● TASK DETAILS: Repeat every record below exactly, omitting any pictures.

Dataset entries
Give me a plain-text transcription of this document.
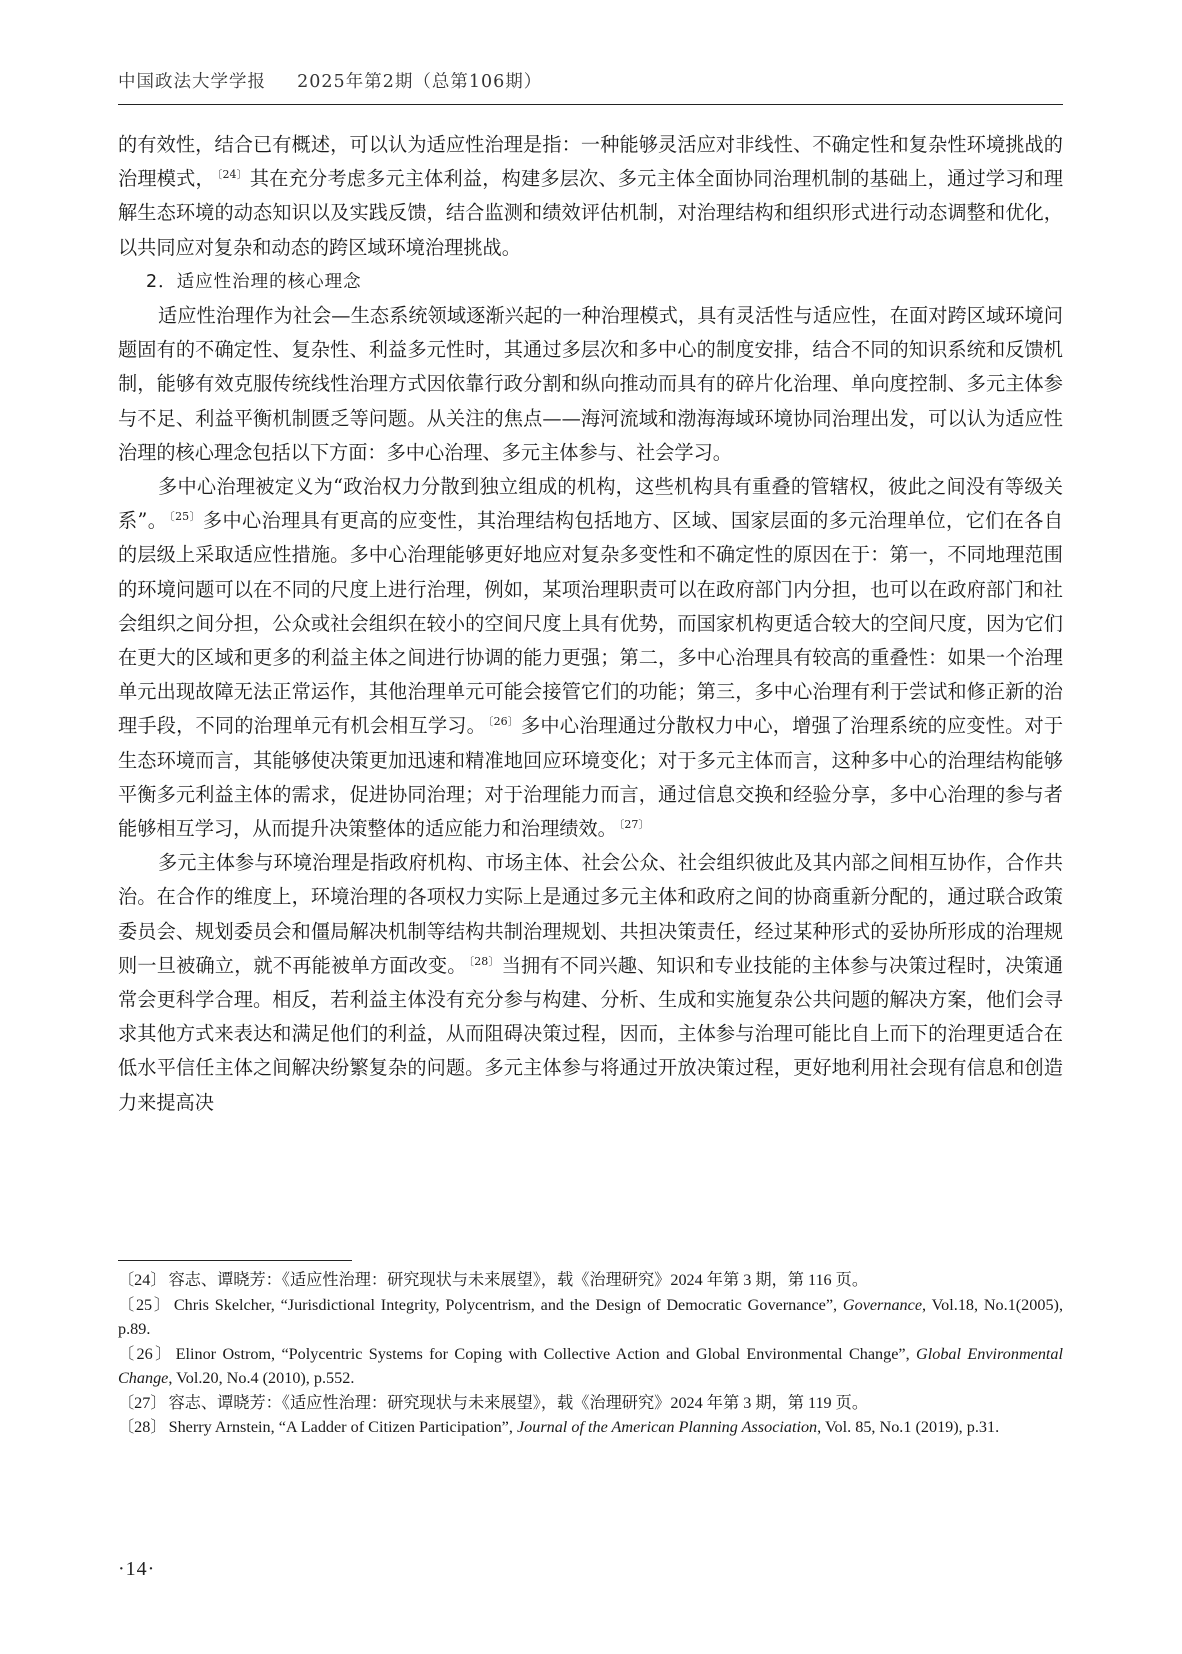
中国政法大学学报 2025年第2期（总第106期）

的有效性，结合已有概述，可以认为适应性治理是指：一种能够灵活应对非线性、不确定性和复杂性环境挑战的治理模式， $^{〔24〕}$ 其在充分考虑多元主体利益，构建多层次、多元主体全面协同治理机制的基础上，通过学习和理解生态环境的动态知识以及实践反馈，结合监测和绩效评估机制，对治理结构和组织形式进行动态调整和优化，以共同应对复杂和动态的跨区域环境治理挑战。

2．适应性治理的核心理念

适应性治理作为社会—生态系统领域逐渐兴起的一种治理模式，具有灵活性与适应性，在面对跨区域环境问题固有的不确定性、复杂性、利益多元性时，其通过多层次和多中心的制度安排，结合不同的知识系统和反馈机制，能够有效克服传统线性治理方式因依靠行政分割和纵向推动而具有的碎片化治理、单向度控制、多元主体参与不足、利益平衡机制匮乏等问题。从关注的焦点——海河流域和渤海海域环境协同治理出发，可以认为适应性治理的核心理念包括以下方面：多中心治理、多元主体参与、社会学习。

多中心治理被定义为“政治权力分散到独立组成的机构，这些机构具有重叠的管辖权，彼此之间没有等级关系”。 $^{〔25〕}$ 多中心治理具有更高的应变性，其治理结构包括地方、区域、国家层面的多元治理单位，它们在各自的层级上采取适应性措施。多中心治理能够更好地应对复杂多变性和不确定性的原因在于：第一，不同地理范围的环境问题可以在不同的尺度上进行治理，例如，某项治理职责可以在政府部门内分担，也可以在政府部门和社会组织之间分担，公众或社会组织在较小的空间尺度上具有优势，而国家机构更适合较大的空间尺度，因为它们在更大的区域和更多的利益主体之间进行协调的能力更强；第二，多中心治理具有较高的重叠性：如果一个治理单元出现故障无法正常运作，其他治理单元可能会接管它们的功能；第三，多中心治理有利于尝试和修正新的治理手段，不同的治理单元有机会相互学习。 $^{〔26〕}$ 多中心治理通过分散权力中心，增强了治理系统的应变性。对于生态环境而言，其能够使决策更加迅速和精准地回应环境变化；对于多元主体而言，这种多中心的治理结构能够平衡多元利益主体的需求，促进协同治理；对于治理能力而言，通过信息交换和经验分享，多中心治理的参与者能够相互学习，从而提升决策整体的适应能力和治理绩效。 $^{〔27〕}$

多元主体参与环境治理是指政府机构、市场主体、社会公众、社会组织彼此及其内部之间相互协作，合作共治。在合作的维度上，环境治理的各项权力实际上是通过多元主体和政府之间的协商重新分配的，通过联合政策委员会、规划委员会和僵局解决机制等结构共制治理规划、共担决策责任，经过某种形式的妥协所形成的治理规则一旦被确立，就不再能被单方面改变。 $^{〔28〕}$ 当拥有不同兴趣、知识和专业技能的主体参与决策过程时，决策通常会更科学合理。相反，若利益主体没有充分参与构建、分析、生成和实施复杂公共问题的解决方案，他们会寻求其他方式来表达和满足他们的利益，从而阻碍决策过程，因而，主体参与治理可能比自上而下的治理更适合在低水平信任主体之间解决纷繁复杂的问题。多元主体参与将通过开放决策过程，更好地利用社会现有信息和创造力来提高决

〔24〕 容志、谭晓芳：《适应性治理：研究现状与未来展望》，载《治理研究》2024 年第 3 期，第 116 页。

〔25〕 Chris Skelcher, “Jurisdictional Integrity, Polycentrism, and the Design of Democratic Governance”, Governance, Vol.18, No.1(2005), p.89.

〔26〕 Elinor Ostrom, “Polycentric Systems for Coping with Collective Action and Global Environmental Change”, Global Environmental Change, Vol.20, No.4 (2010), p.552.

〔27〕 容志、谭晓芳：《适应性治理：研究现状与未来展望》，载《治理研究》2024 年第 3 期，第 119 页。

〔28〕 Sherry Arnstein, “A Ladder of Citizen Participation”, Journal of the American Planning Association, Vol. 85, No.1 (2019), p.31.

·14·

● RESULT OF THE TASK:
Give me a plain-text transcription of this document.
中国政法大学学报 2025年第2期（总第106期）

的有效性，结合已有概述，可以认为适应性治理是指：一种能够灵活应对非线性、不确定性和复杂性环境挑战的治理模式， $^{〔24〕}$ 其在充分考虑多元主体利益，构建多层次、多元主体全面协同治理机制的基础上，通过学习和理解生态环境的动态知识以及实践反馈，结合监测和绩效评估机制，对治理结构和组织形式进行动态调整和优化，以共同应对复杂和动态的跨区域环境治理挑战。

2．适应性治理的核心理念

适应性治理作为社会—生态系统领域逐渐兴起的一种治理模式，具有灵活性与适应性，在面对跨区域环境问题固有的不确定性、复杂性、利益多元性时，其通过多层次和多中心的制度安排，结合不同的知识系统和反馈机制，能够有效克服传统线性治理方式因依靠行政分割和纵向推动而具有的碎片化治理、单向度控制、多元主体参与不足、利益平衡机制匮乏等问题。从关注的焦点——海河流域和渤海海域环境协同治理出发，可以认为适应性治理的核心理念包括以下方面：多中心治理、多元主体参与、社会学习。

多中心治理被定义为“政治权力分散到独立组成的机构，这些机构具有重叠的管辖权，彼此之间没有等级关系”。 $^{〔25〕}$ 多中心治理具有更高的应变性，其治理结构包括地方、区域、国家层面的多元治理单位，它们在各自的层级上采取适应性措施。多中心治理能够更好地应对复杂多变性和不确定性的原因在于：第一，不同地理范围的环境问题可以在不同的尺度上进行治理，例如，某项治理职责可以在政府部门内分担，也可以在政府部门和社会组织之间分担，公众或社会组织在较小的空间尺度上具有优势，而国家机构更适合较大的空间尺度，因为它们在更大的区域和更多的利益主体之间进行协调的能力更强；第二，多中心治理具有较高的重叠性：如果一个治理单元出现故障无法正常运作，其他治理单元可能会接管它们的功能；第三，多中心治理有利于尝试和修正新的治理手段，不同的治理单元有机会相互学习。 $^{〔26〕}$ 多中心治理通过分散权力中心，增强了治理系统的应变性。对于生态环境而言，其能够使决策更加迅速和精准地回应环境变化；对于多元主体而言，这种多中心的治理结构能够平衡多元利益主体的需求，促进协同治理；对于治理能力而言，通过信息交换和经验分享，多中心治理的参与者能够相互学习，从而提升决策整体的适应能力和治理绩效。 $^{〔27〕}$

多元主体参与环境治理是指政府机构、市场主体、社会公众、社会组织彼此及其内部之间相互协作，合作共治。在合作的维度上，环境治理的各项权力实际上是通过多元主体和政府之间的协商重新分配的，通过联合政策委员会、规划委员会和僵局解决机制等结构共制治理规划、共担决策责任，经过某种形式的妥协所形成的治理规则一旦被确立，就不再能被单方面改变。 $^{〔28〕}$ 当拥有不同兴趣、知识和专业技能的主体参与决策过程时，决策通常会更科学合理。相反，若利益主体没有充分参与构建、分析、生成和实施复杂公共问题的解决方案，他们会寻求其他方式来表达和满足他们的利益，从而阻碍决策过程，因而，主体参与治理可能比自上而下的治理更适合在低水平信任主体之间解决纷繁复杂的问题。多元主体参与将通过开放决策过程，更好地利用社会现有信息和创造力来提高决

〔24〕 容志、谭晓芳：《适应性治理：研究现状与未来展望》，载《治理研究》2024 年第 3 期，第 116 页。

〔25〕 Chris Skelcher, “Jurisdictional Integrity, Polycentrism, and the Design of Democratic Governance”, Governance, Vol.18, No.1(2005), p.89.

〔26〕 Elinor Ostrom, “Polycentric Systems for Coping with Collective Action and Global Environmental Change”, Global Environmental Change, Vol.20, No.4 (2010), p.552.

〔27〕 容志、谭晓芳：《适应性治理：研究现状与未来展望》，载《治理研究》2024 年第 3 期，第 119 页。

〔28〕 Sherry Arnstein, “A Ladder of Citizen Participation”, Journal of the American Planning Association, Vol. 85, No.1 (2019), p.31.

·14·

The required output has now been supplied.